Look for "người" in each line of the entries, and return the matching lines.

(Data records)

..............................

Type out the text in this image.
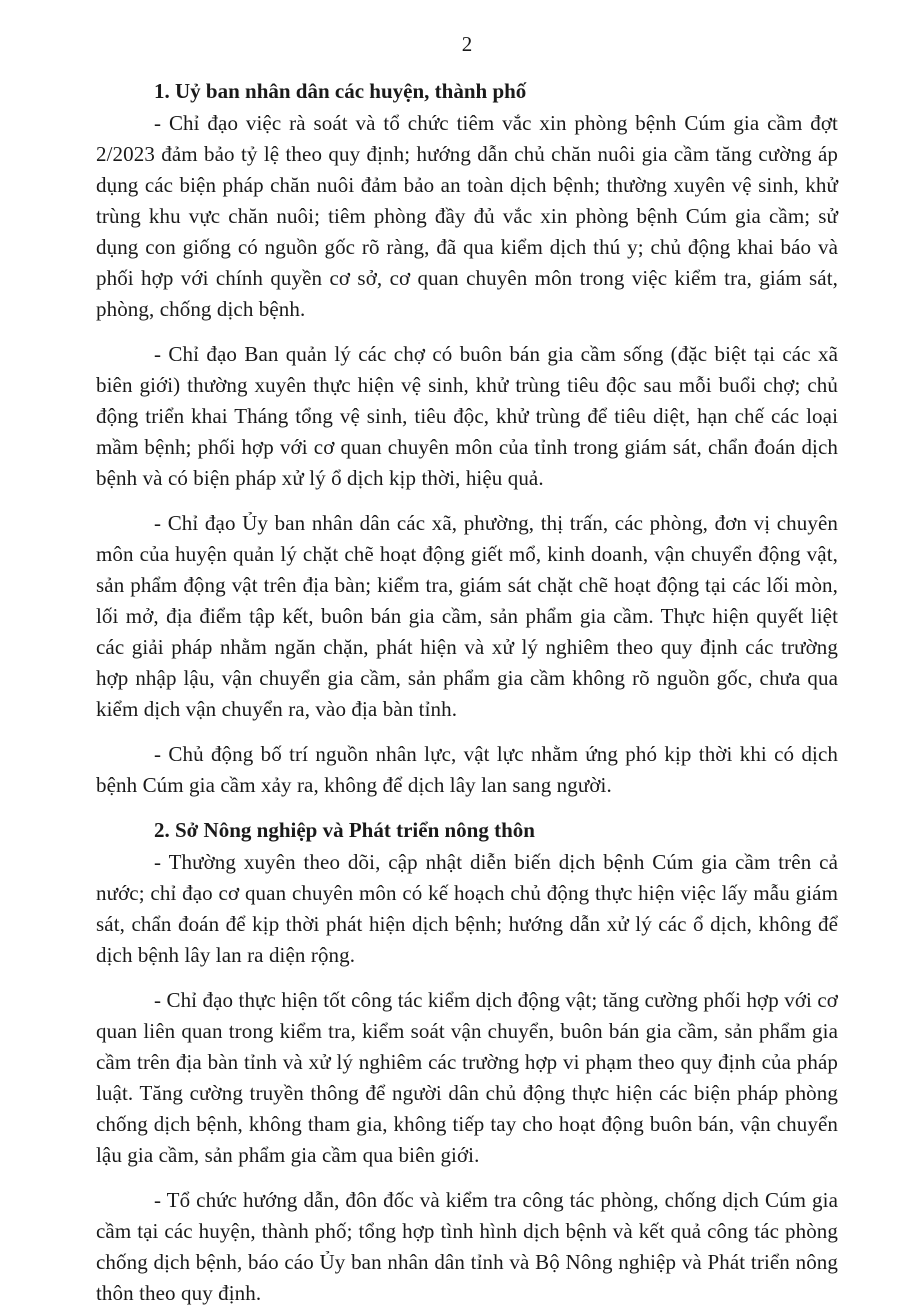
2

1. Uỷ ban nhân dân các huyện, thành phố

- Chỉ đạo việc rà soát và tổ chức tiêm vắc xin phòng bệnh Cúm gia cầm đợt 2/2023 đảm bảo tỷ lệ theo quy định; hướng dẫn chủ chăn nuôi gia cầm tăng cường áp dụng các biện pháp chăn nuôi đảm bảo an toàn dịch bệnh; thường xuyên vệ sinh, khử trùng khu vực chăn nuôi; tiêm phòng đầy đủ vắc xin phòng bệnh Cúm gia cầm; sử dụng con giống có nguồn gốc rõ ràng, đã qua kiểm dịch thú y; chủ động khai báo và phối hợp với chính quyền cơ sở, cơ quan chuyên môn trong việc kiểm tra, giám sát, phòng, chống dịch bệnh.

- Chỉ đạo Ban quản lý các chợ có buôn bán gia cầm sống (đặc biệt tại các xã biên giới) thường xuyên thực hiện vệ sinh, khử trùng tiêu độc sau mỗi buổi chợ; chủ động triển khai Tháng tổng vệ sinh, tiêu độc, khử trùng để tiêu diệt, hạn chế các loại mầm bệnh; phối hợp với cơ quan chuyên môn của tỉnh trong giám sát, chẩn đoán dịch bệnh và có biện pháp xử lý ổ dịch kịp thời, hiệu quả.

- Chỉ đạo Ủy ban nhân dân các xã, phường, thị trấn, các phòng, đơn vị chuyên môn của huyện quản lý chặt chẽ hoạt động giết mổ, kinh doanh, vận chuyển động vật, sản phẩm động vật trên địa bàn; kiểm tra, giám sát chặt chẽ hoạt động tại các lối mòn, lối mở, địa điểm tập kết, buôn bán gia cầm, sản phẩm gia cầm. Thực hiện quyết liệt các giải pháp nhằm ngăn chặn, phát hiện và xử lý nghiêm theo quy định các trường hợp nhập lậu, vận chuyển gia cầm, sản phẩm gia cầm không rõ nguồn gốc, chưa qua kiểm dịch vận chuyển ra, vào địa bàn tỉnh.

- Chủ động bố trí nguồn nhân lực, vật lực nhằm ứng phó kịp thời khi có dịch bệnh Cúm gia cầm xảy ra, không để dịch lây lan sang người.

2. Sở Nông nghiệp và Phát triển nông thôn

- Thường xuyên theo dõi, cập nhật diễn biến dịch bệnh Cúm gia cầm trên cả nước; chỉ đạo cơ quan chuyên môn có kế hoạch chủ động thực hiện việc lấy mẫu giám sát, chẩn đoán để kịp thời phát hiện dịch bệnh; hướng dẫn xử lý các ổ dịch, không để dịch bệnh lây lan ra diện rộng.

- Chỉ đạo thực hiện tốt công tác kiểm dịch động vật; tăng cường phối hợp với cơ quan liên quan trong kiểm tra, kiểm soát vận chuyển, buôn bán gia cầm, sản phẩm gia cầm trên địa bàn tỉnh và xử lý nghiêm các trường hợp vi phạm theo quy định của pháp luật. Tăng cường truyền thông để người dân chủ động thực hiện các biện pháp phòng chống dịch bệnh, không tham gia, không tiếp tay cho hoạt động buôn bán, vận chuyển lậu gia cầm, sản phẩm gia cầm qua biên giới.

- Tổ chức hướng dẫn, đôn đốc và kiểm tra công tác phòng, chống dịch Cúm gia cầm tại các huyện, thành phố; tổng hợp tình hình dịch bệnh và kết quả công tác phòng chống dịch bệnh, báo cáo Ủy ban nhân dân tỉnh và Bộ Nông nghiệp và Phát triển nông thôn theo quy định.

..............................

- _Response below_
- Chủ động bố trí nguồn nhân lực, vật lực nhằm ứng phó kịp thời khi có dịch bệnh Cúm gia cầm xảy ra, không để dịch lây lan sang người.
- Chỉ đạo thực hiện tốt công tác kiểm dịch động vật; tăng cường phối hợp với cơ quan liên quan trong kiểm tra, kiểm soát vận chuyển, buôn bán gia cầm, sản phẩm gia cầm trên địa bàn tỉnh và xử lý nghiêm các trường hợp vi phạm theo quy định của pháp luật. Tăng cường truyền thông để người dân chủ động thực hiện các biện pháp phòng chống dịch bệnh, không tham gia, không tiếp tay cho hoạt động buôn bán, vận chuyển lậu gia cầm, sản phẩm gia cầm qua biên giới.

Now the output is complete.